PROMPT -
Lines containing the word "content" should be extracted in full.

** Start of ENTRIES SHOWN **

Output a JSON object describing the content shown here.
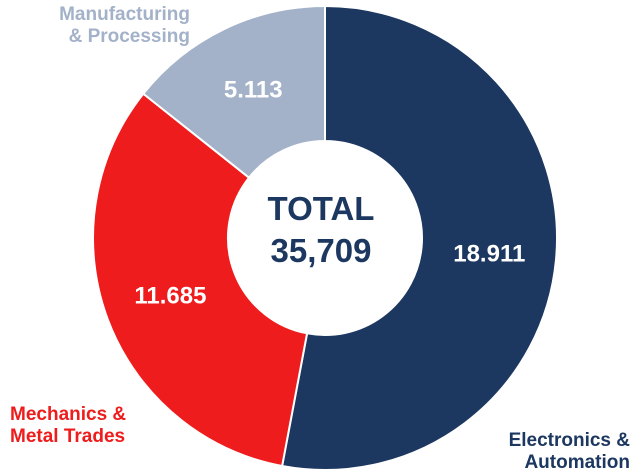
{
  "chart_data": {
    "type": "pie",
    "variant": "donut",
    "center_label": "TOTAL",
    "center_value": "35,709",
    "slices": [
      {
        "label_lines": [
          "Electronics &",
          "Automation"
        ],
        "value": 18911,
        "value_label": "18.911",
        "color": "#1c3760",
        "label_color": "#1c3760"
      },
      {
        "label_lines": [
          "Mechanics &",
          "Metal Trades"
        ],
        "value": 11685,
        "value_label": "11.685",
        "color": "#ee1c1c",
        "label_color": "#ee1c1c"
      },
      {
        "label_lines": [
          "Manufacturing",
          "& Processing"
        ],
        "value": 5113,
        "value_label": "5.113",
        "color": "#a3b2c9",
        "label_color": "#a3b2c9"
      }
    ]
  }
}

** End of ENTRIES SHOWN **
** Start of ENTRIES SHOWN **

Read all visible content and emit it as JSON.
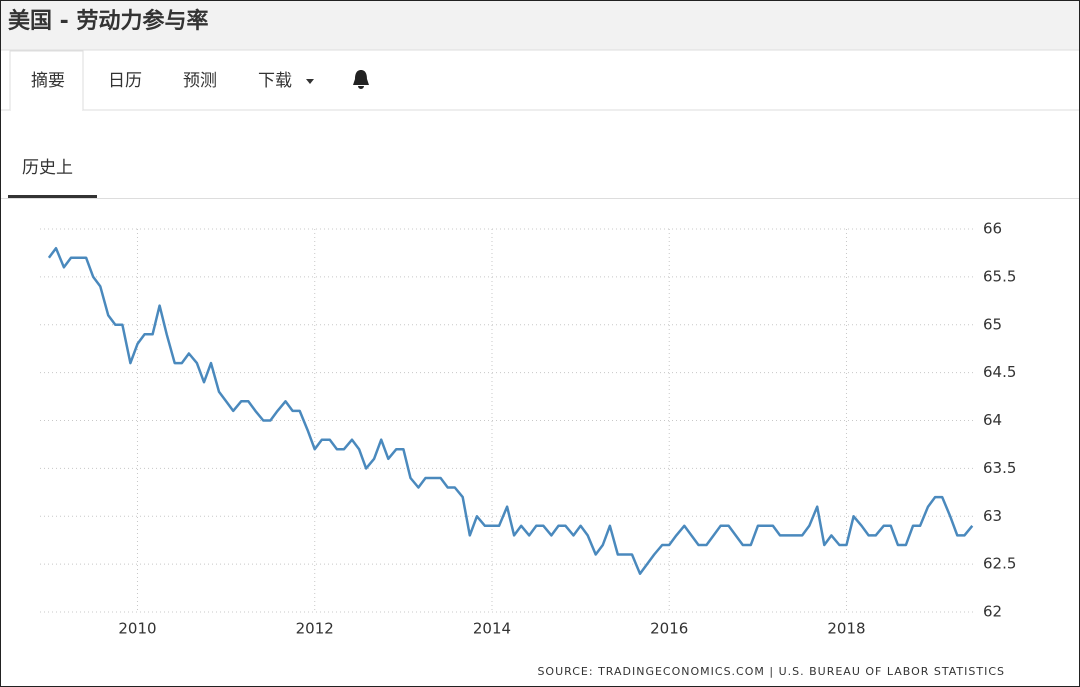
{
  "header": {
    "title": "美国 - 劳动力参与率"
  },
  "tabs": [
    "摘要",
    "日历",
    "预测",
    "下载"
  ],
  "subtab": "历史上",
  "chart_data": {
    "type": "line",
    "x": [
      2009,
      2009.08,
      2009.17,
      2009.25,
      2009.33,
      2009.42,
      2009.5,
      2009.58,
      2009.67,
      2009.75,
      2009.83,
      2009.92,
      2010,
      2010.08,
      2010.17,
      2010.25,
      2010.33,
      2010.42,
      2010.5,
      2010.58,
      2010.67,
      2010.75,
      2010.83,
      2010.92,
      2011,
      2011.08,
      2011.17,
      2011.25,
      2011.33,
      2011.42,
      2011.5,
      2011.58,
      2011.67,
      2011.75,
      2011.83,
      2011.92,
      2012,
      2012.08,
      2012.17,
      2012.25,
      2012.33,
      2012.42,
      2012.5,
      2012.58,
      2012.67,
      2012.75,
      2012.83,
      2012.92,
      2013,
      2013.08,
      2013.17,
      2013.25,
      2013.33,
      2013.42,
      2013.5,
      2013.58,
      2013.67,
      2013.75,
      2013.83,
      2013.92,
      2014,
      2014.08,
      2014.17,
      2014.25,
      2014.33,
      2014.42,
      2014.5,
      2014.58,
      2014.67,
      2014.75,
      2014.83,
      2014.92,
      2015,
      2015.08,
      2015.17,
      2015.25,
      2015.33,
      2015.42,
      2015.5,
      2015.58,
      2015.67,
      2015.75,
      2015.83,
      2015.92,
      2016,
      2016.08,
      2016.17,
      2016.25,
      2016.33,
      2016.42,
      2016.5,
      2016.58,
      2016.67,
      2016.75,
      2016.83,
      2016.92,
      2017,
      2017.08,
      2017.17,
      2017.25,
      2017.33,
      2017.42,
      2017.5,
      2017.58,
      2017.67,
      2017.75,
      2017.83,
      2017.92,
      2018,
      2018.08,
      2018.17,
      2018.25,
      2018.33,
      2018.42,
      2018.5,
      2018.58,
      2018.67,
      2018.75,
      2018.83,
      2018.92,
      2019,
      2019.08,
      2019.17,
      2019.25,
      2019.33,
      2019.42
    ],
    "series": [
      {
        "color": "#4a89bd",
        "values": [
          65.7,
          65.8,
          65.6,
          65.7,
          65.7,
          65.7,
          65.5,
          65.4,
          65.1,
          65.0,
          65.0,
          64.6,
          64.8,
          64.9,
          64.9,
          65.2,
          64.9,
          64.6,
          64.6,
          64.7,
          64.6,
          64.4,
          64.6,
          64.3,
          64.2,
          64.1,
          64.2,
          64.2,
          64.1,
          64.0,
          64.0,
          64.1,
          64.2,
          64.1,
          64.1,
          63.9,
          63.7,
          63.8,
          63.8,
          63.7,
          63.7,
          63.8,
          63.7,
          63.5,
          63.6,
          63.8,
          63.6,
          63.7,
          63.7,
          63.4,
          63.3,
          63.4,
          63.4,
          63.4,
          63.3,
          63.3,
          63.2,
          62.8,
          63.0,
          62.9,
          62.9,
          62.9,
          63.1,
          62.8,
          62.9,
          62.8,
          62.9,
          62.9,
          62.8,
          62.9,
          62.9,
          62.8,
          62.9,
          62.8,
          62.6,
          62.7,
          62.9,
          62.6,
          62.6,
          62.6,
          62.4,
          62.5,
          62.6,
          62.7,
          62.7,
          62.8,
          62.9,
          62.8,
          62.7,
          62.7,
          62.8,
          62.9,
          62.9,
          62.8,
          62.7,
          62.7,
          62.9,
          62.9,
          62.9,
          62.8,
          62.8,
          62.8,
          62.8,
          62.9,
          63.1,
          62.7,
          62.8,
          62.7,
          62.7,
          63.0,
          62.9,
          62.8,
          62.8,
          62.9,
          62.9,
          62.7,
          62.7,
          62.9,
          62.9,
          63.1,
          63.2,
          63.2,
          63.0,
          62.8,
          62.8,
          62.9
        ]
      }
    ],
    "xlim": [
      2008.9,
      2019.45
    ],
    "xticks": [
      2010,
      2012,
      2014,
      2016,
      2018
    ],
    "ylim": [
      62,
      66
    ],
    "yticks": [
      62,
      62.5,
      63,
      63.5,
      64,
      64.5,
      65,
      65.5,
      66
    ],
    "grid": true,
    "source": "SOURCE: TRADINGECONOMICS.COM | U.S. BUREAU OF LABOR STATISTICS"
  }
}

** End of ENTRIES SHOWN **

REPLY TO THE EXERCISE -
Output a JSON object describing the content shown here.
Read all visible content and emit it as JSON.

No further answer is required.